[Items from a figure collection]
>>>

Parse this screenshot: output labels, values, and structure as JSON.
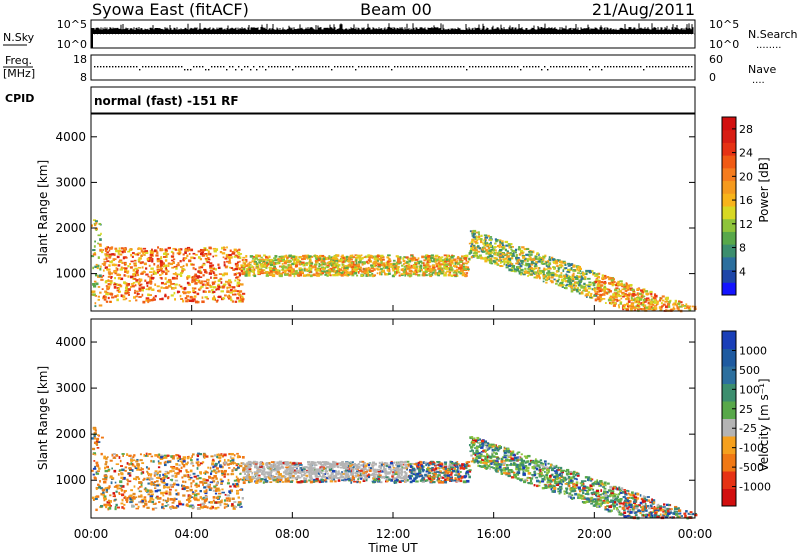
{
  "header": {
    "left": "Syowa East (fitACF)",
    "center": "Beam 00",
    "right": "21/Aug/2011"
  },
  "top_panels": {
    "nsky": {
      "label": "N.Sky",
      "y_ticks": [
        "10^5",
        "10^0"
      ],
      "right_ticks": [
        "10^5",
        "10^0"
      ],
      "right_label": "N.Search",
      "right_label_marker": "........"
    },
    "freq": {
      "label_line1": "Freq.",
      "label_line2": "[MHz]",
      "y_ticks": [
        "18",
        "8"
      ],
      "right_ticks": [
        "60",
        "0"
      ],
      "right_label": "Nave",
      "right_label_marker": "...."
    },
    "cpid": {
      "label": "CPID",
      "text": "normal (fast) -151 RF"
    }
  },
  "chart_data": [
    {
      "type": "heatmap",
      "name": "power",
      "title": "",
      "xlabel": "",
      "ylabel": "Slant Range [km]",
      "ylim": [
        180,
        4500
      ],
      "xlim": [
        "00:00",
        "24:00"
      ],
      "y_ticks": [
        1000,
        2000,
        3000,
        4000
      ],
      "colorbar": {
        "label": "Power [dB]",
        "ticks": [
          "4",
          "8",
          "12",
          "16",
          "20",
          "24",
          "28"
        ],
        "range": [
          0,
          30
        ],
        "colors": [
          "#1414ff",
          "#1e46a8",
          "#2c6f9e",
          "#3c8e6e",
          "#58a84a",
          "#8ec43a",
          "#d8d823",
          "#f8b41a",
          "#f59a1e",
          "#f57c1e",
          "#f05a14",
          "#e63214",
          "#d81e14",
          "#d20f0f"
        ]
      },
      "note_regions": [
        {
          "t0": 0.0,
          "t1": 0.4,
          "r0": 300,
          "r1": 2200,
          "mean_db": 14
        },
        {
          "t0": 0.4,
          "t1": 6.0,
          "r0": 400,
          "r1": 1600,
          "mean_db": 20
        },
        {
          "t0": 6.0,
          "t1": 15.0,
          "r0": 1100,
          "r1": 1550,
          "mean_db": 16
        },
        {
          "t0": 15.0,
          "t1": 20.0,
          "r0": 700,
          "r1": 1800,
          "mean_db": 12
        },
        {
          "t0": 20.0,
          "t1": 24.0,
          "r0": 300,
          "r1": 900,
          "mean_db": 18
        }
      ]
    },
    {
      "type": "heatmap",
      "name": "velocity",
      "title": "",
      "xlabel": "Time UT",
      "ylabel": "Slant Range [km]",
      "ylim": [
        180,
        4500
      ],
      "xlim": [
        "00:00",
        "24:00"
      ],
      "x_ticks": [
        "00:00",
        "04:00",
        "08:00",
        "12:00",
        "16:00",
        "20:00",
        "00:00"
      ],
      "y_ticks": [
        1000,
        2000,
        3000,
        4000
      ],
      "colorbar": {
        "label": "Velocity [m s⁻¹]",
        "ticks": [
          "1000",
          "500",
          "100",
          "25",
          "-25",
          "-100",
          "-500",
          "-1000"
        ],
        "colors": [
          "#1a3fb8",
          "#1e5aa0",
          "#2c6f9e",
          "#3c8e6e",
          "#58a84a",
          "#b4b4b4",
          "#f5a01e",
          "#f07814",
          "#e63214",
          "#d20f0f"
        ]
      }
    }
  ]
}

<<<

Written task:
Restate the entire listing word for word, excluding pictures.

Result of this exercise:
Parse this screenshot: output labels, values, and structure as JSON.
{
  "header": {
    "left": "Syowa East (fitACF)",
    "center": "Beam 00",
    "right": "21/Aug/2011"
  },
  "top_panels": {
    "nsky": {
      "label": "N.Sky",
      "y_ticks": [
        "10^5",
        "10^0"
      ],
      "right_ticks": [
        "10^5",
        "10^0"
      ],
      "right_label": "N.Search",
      "right_label_marker": "........"
    },
    "freq": {
      "label_line1": "Freq.",
      "label_line2": "[MHz]",
      "y_ticks": [
        "18",
        "8"
      ],
      "right_ticks": [
        "60",
        "0"
      ],
      "right_label": "Nave",
      "right_label_marker": "...."
    },
    "cpid": {
      "label": "CPID",
      "text": "normal (fast) -151 RF"
    }
  },
  "chart_data": [
    {
      "type": "heatmap",
      "name": "power",
      "title": "",
      "xlabel": "",
      "ylabel": "Slant Range [km]",
      "ylim": [
        180,
        4500
      ],
      "xlim": [
        "00:00",
        "24:00"
      ],
      "y_ticks": [
        1000,
        2000,
        3000,
        4000
      ],
      "colorbar": {
        "label": "Power [dB]",
        "ticks": [
          "4",
          "8",
          "12",
          "16",
          "20",
          "24",
          "28"
        ],
        "range": [
          0,
          30
        ],
        "colors": [
          "#1414ff",
          "#1e46a8",
          "#2c6f9e",
          "#3c8e6e",
          "#58a84a",
          "#8ec43a",
          "#d8d823",
          "#f8b41a",
          "#f59a1e",
          "#f57c1e",
          "#f05a14",
          "#e63214",
          "#d81e14",
          "#d20f0f"
        ]
      },
      "note_regions": [
        {
          "t0": 0.0,
          "t1": 0.4,
          "r0": 300,
          "r1": 2200,
          "mean_db": 14
        },
        {
          "t0": 0.4,
          "t1": 6.0,
          "r0": 400,
          "r1": 1600,
          "mean_db": 20
        },
        {
          "t0": 6.0,
          "t1": 15.0,
          "r0": 1100,
          "r1": 1550,
          "mean_db": 16
        },
        {
          "t0": 15.0,
          "t1": 20.0,
          "r0": 700,
          "r1": 1800,
          "mean_db": 12
        },
        {
          "t0": 20.0,
          "t1": 24.0,
          "r0": 300,
          "r1": 900,
          "mean_db": 18
        }
      ]
    },
    {
      "type": "heatmap",
      "name": "velocity",
      "title": "",
      "xlabel": "Time UT",
      "ylabel": "Slant Range [km]",
      "ylim": [
        180,
        4500
      ],
      "xlim": [
        "00:00",
        "24:00"
      ],
      "x_ticks": [
        "00:00",
        "04:00",
        "08:00",
        "12:00",
        "16:00",
        "20:00",
        "00:00"
      ],
      "y_ticks": [
        1000,
        2000,
        3000,
        4000
      ],
      "colorbar": {
        "label": "Velocity [m s⁻¹]",
        "ticks": [
          "1000",
          "500",
          "100",
          "25",
          "-25",
          "-100",
          "-500",
          "-1000"
        ],
        "colors": [
          "#1a3fb8",
          "#1e5aa0",
          "#2c6f9e",
          "#3c8e6e",
          "#58a84a",
          "#b4b4b4",
          "#f5a01e",
          "#f07814",
          "#e63214",
          "#d20f0f"
        ]
      }
    }
  ]
}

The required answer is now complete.